:: Job A ::
Give the passage about the singing dog from "For years he" to "voice in song.", swapping "sofa" for "couch".

:: Document excerpt ::
For years he shared typical dog sounds. It was only when our children progressed in their musical abilities beyond beginner songs and scales that we learned about Pettigrew’s hidden artistry.

He loves jazz and blues!

He sings along.

Usually he waits for the song to get going, getting into the rhythm and mood before he lets loose. My sons, not understanding the subtly of scat singing, wondered if he hated the music. (His singing is not everyone’s idea of harmonious.) But, while singing, he lies, relaxed and composed on the sofa, showing no signs of distress. So I am convinced that he is merely raising his voice in song.

However, he is a shy artist. If you look at him or if he suspects that you are listening or trying to record his vocalizations he instantly stops and assumes such a look of boredom and innocence that you …almost… begin to question what you just heard.

 

Listen to my son playing the piano and watch for Pettigrew’s reaction!

Entries taken from a collection:

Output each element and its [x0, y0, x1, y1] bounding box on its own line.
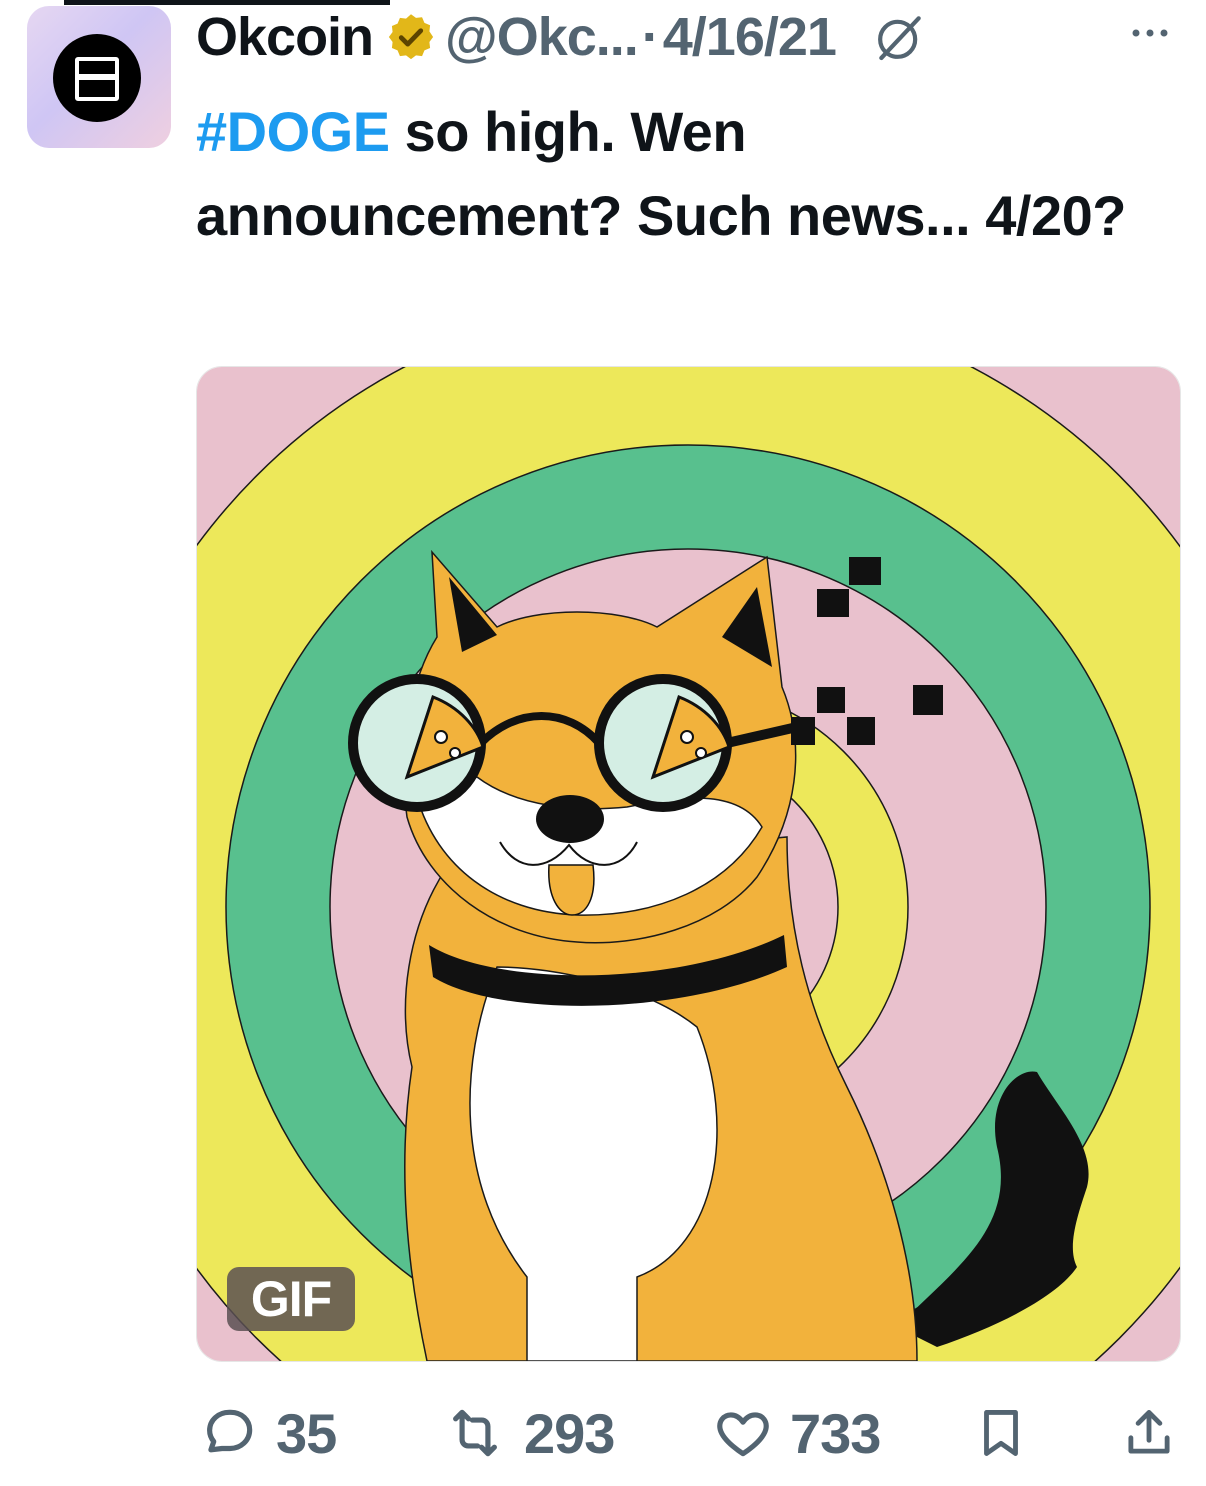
- author-name[interactable]: Okcoin: [196, 6, 374, 68]
- share-button[interactable]: [1120, 1398, 1178, 1468]
- share-icon: [1128, 1410, 1170, 1454]
- like-count: 733: [790, 1401, 881, 1465]
- okcoin-logo: [53, 34, 141, 122]
- repost-count: 293: [524, 1401, 615, 1465]
- reply-button[interactable]: 35: [196, 1398, 337, 1468]
- tweet-media-gif[interactable]: GIF: [196, 366, 1181, 1362]
- repost-button[interactable]: 293: [440, 1398, 615, 1468]
- tweet-header: Okcoin @Okc... · 4/16/21: [196, 4, 928, 70]
- tweet-date[interactable]: 4/16/21: [663, 6, 837, 68]
- like-button[interactable]: 733: [710, 1398, 881, 1468]
- separator-dot: ·: [641, 7, 660, 67]
- doge-illustration: [197, 367, 1180, 1361]
- bookmark-button[interactable]: [972, 1398, 1030, 1468]
- like-icon: [717, 1412, 769, 1457]
- repost-icon: [453, 1409, 497, 1457]
- gif-badge: GIF: [227, 1267, 355, 1331]
- grok-icon[interactable]: [872, 9, 928, 65]
- reply-count: 35: [276, 1401, 337, 1465]
- reply-icon: [207, 1409, 253, 1453]
- bookmark-icon: [984, 1410, 1018, 1456]
- more-icon[interactable]: [1128, 18, 1172, 48]
- author-handle[interactable]: @Okc...: [445, 6, 639, 68]
- hashtag-link[interactable]: #DOGE: [196, 100, 390, 163]
- tweet-text: #DOGE so high. Wen announcement? Such ne…: [196, 90, 1156, 258]
- avatar[interactable]: [27, 6, 171, 148]
- action-bar: 35 293 733: [196, 1398, 1176, 1468]
- verified-badge-icon[interactable]: [385, 11, 437, 63]
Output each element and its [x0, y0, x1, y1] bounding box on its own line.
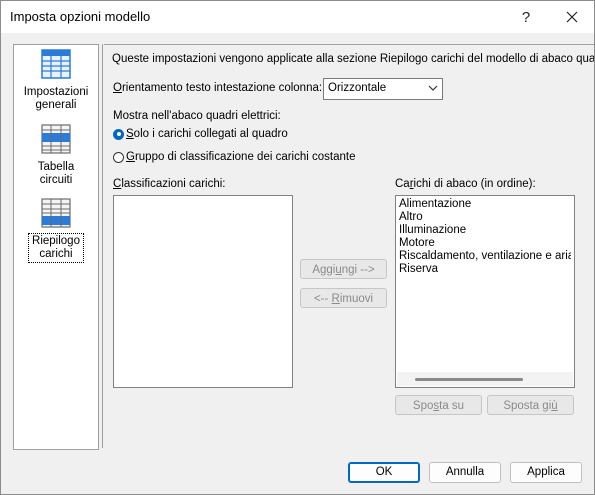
- help-icon: ?: [521, 8, 531, 26]
- orientation-label: Orientamento testo intestazione colonna:: [113, 82, 323, 94]
- radio-classification-group-label: Gruppo di classificazione dei carichi co…: [126, 151, 356, 163]
- nav-item-circuit-table[interactable]: Tabella circuiti: [14, 123, 98, 187]
- show-in-schedule-label: Mostra nell'abaco quadri elettrici:: [113, 110, 281, 122]
- remove-button[interactable]: <-- Rimuovi: [300, 288, 387, 308]
- nav-label-line1: Impostazioni: [23, 86, 89, 98]
- list-item[interactable]: Alimentazione: [399, 198, 471, 210]
- close-button[interactable]: [552, 1, 592, 33]
- close-icon: [566, 11, 578, 23]
- list-item[interactable]: Riscaldamento, ventilazione e aria condi…: [399, 250, 571, 262]
- list-item[interactable]: Motore: [399, 237, 435, 249]
- radio-button-checked[interactable]: [113, 128, 124, 140]
- nav-label-line1: Riepilogo: [32, 235, 80, 247]
- panel-description: Queste impostazioni vengono applicate al…: [112, 53, 594, 65]
- window-title: Imposta opzioni modello: [10, 9, 151, 24]
- dialog-window: Imposta opzioni modello ? Impostazioni ge…: [0, 0, 595, 495]
- circuit-table-icon: [41, 124, 71, 154]
- list-item[interactable]: Altro: [399, 211, 423, 223]
- nav-item-general-settings[interactable]: Impostazioni generali: [14, 48, 98, 112]
- apply-button[interactable]: Applica: [510, 462, 582, 483]
- loads-label: Carichi di abaco (in ordine):: [395, 178, 536, 190]
- panel-divider: [102, 44, 103, 448]
- nav-item-load-summary[interactable]: Riepilogo carichi: [14, 197, 98, 263]
- radio-classification-group[interactable]: Gruppo di classificazione dei carichi co…: [113, 151, 356, 163]
- classifications-listbox[interactable]: [113, 195, 293, 388]
- add-button[interactable]: Aggiungi -->: [300, 259, 387, 279]
- help-button[interactable]: ?: [506, 1, 546, 33]
- settings-table-icon: [41, 49, 71, 79]
- radio-connected-loads-label: Solo i carichi collegati al quadro: [126, 128, 288, 140]
- classifications-label: Classificazioni carichi:: [113, 178, 226, 190]
- nav-label-line2: circuiti: [39, 174, 73, 186]
- radio-connected-loads[interactable]: Solo i carichi collegati al quadro: [113, 128, 288, 140]
- title-bar: Imposta opzioni modello ?: [1, 1, 594, 33]
- chevron-down-icon: [428, 85, 438, 91]
- orientation-dropdown[interactable]: Orizzontale: [323, 78, 443, 100]
- scrollbar-thumb[interactable]: [415, 378, 523, 381]
- nav-label-line2: carichi: [39, 248, 73, 260]
- ok-button[interactable]: OK: [348, 462, 420, 483]
- load-summary-icon: [41, 198, 71, 228]
- move-up-button[interactable]: Sposta su: [395, 395, 482, 415]
- list-item[interactable]: Illuminazione: [399, 224, 466, 236]
- radio-button-unchecked[interactable]: [113, 151, 124, 163]
- loads-listbox[interactable]: Alimentazione Altro Illuminazione Motore…: [395, 195, 575, 388]
- orientation-value: Orizzontale: [328, 82, 387, 94]
- horizontal-scrollbar[interactable]: [397, 372, 573, 386]
- category-nav: Impostazioni generali Tabella circuiti Rie…: [13, 44, 99, 450]
- move-down-button[interactable]: Sposta giù: [487, 395, 574, 415]
- cancel-button[interactable]: Annulla: [429, 462, 501, 483]
- nav-label-line1: Tabella: [37, 161, 75, 173]
- list-item[interactable]: Riserva: [399, 263, 438, 275]
- nav-label-line2: generali: [35, 99, 77, 111]
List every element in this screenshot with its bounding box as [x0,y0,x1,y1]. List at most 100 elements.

:: Job B ::
Locate every row containing the string "Sposta" and copy each of those rows in full.

:: Full solution A ::
For years he shared typical dog sounds. It was only when our children progressed in their musical abilities beyond beginner songs and scales that we learned about Pettigrew’s hidden artistry.

He loves jazz and blues!

He sings along.

Usually he waits for the song to get going, getting into the rhythm and mood before he lets loose. My sons, not understanding the subtly of scat singing, wondered if he hated the music. (His singing is not everyone’s idea of harmonious.) But, while singing, he lies, relaxed and composed on the couch, showing no signs of distress. So I am convinced that he is merely raising his voice in song.

:: Full solution B ::
- move-up-button[interactable]: Sposta su: [395, 395, 482, 415]
- move-down-button[interactable]: Sposta giù: [487, 395, 574, 415]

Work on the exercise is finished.